### PROBLEM STATEMENT
Look through the material and copy each line holding "Normalized".

### RECORDS PROVIDED
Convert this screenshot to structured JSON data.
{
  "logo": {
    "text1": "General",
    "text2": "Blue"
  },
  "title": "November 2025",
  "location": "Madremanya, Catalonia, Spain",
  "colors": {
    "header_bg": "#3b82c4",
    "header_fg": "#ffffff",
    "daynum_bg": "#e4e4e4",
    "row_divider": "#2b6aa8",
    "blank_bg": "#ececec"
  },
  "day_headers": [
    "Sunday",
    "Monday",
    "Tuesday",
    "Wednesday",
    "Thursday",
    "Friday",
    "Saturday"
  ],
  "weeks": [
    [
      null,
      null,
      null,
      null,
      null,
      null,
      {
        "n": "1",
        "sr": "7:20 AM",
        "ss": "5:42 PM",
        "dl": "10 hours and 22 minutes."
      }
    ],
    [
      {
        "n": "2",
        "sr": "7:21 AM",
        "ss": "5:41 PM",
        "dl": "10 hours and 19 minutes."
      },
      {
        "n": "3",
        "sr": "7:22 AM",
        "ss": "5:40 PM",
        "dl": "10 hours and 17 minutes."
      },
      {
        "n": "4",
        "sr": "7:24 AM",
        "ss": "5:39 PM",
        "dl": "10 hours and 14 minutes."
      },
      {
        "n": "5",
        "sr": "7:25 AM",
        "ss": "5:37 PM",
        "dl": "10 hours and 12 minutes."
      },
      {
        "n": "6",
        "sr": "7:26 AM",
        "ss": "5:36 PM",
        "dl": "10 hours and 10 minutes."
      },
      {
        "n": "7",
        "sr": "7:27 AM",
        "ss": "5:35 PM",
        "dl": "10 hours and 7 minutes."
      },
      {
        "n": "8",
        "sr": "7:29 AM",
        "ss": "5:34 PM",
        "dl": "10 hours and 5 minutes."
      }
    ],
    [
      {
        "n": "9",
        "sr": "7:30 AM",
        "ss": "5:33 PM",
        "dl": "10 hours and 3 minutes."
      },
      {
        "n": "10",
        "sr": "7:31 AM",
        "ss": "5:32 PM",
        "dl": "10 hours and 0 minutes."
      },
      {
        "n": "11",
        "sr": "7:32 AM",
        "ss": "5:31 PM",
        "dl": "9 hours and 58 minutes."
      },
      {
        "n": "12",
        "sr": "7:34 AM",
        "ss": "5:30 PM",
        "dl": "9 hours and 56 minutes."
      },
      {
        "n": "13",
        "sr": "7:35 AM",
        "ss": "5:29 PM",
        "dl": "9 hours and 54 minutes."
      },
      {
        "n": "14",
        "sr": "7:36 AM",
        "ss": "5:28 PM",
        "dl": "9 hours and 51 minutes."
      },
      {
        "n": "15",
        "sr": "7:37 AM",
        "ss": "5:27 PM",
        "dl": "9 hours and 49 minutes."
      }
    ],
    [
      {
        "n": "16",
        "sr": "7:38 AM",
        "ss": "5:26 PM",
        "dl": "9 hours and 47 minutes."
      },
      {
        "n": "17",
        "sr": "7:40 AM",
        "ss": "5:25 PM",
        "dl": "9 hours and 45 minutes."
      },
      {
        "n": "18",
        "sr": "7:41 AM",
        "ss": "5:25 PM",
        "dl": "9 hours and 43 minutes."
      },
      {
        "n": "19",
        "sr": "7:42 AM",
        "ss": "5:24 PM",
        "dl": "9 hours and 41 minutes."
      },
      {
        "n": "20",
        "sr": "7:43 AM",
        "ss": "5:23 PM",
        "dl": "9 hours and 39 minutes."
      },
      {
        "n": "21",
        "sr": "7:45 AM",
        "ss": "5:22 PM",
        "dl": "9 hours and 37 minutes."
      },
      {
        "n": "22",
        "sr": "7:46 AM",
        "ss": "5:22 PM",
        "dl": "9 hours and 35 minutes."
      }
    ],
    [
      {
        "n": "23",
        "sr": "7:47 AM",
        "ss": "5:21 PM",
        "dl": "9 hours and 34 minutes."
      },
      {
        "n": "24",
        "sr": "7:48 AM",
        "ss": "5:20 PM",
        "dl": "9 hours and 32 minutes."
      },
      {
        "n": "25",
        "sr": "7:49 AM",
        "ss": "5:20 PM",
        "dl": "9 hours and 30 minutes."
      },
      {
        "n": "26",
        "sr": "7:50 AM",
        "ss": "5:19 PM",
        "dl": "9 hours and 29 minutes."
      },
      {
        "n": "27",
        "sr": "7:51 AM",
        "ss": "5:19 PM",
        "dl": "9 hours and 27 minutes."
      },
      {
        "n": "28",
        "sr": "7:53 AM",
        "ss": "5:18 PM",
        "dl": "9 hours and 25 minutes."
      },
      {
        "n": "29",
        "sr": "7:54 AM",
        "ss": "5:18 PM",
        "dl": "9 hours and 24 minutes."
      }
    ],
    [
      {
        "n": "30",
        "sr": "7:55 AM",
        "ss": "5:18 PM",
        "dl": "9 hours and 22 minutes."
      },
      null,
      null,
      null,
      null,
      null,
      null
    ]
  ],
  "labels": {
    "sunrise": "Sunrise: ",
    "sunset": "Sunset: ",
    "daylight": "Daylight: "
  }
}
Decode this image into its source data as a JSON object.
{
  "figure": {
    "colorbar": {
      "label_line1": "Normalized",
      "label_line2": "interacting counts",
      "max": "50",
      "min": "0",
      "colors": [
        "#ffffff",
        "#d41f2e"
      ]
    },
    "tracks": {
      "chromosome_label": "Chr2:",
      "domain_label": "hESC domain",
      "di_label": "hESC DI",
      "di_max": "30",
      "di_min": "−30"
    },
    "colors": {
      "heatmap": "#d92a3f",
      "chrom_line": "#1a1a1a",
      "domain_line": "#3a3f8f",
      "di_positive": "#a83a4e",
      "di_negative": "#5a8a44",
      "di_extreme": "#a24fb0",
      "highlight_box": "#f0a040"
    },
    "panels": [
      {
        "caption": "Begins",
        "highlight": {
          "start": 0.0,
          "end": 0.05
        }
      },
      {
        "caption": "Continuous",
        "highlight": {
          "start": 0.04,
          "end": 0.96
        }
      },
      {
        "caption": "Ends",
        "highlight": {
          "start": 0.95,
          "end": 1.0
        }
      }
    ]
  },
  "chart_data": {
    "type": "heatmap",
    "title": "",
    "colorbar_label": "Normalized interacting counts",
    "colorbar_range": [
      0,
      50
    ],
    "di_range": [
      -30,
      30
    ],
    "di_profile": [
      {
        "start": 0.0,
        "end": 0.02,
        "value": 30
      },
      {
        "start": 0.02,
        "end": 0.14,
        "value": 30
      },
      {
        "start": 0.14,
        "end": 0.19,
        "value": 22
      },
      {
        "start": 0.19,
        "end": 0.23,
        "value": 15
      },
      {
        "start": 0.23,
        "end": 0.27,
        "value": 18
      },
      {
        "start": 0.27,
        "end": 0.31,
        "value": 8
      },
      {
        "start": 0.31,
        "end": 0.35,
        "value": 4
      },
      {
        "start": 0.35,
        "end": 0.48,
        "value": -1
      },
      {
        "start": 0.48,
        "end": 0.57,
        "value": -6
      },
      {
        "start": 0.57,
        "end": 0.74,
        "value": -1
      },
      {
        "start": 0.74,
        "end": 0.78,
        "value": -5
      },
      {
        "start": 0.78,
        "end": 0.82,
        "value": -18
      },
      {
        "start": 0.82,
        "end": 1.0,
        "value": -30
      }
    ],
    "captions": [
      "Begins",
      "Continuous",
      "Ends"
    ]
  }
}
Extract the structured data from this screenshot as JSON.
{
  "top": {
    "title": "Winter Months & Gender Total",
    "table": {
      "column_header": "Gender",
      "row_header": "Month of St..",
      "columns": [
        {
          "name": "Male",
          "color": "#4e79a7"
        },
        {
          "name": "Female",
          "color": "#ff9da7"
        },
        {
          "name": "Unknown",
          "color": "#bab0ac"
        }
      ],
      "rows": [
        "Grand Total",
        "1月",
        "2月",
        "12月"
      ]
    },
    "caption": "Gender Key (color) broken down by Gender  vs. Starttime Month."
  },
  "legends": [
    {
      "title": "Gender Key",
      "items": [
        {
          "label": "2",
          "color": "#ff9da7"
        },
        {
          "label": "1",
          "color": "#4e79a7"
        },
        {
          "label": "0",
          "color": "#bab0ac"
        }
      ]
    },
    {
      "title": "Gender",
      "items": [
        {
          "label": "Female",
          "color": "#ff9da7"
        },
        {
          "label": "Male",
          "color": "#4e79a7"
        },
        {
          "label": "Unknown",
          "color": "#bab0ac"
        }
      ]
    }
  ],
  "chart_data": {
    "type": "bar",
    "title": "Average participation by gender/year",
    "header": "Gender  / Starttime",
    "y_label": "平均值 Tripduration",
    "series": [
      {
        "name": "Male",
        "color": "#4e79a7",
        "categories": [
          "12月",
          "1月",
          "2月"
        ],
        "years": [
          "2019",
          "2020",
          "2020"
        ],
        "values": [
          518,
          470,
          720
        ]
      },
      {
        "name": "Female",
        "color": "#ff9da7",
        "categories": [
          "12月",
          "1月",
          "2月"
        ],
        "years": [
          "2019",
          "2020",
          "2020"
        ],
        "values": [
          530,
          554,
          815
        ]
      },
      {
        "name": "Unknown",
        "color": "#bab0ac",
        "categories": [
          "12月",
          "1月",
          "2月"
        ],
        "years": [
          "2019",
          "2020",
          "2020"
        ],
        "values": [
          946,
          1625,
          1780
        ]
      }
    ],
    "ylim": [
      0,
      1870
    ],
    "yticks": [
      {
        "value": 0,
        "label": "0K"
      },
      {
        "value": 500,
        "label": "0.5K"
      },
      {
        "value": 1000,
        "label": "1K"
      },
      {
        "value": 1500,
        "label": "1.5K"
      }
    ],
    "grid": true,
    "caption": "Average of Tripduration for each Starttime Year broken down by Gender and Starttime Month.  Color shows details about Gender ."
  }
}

### SOLVED EXERCISE
      "label_line1": "Normalized",
    "colorbar_label": "Normalized interacting counts",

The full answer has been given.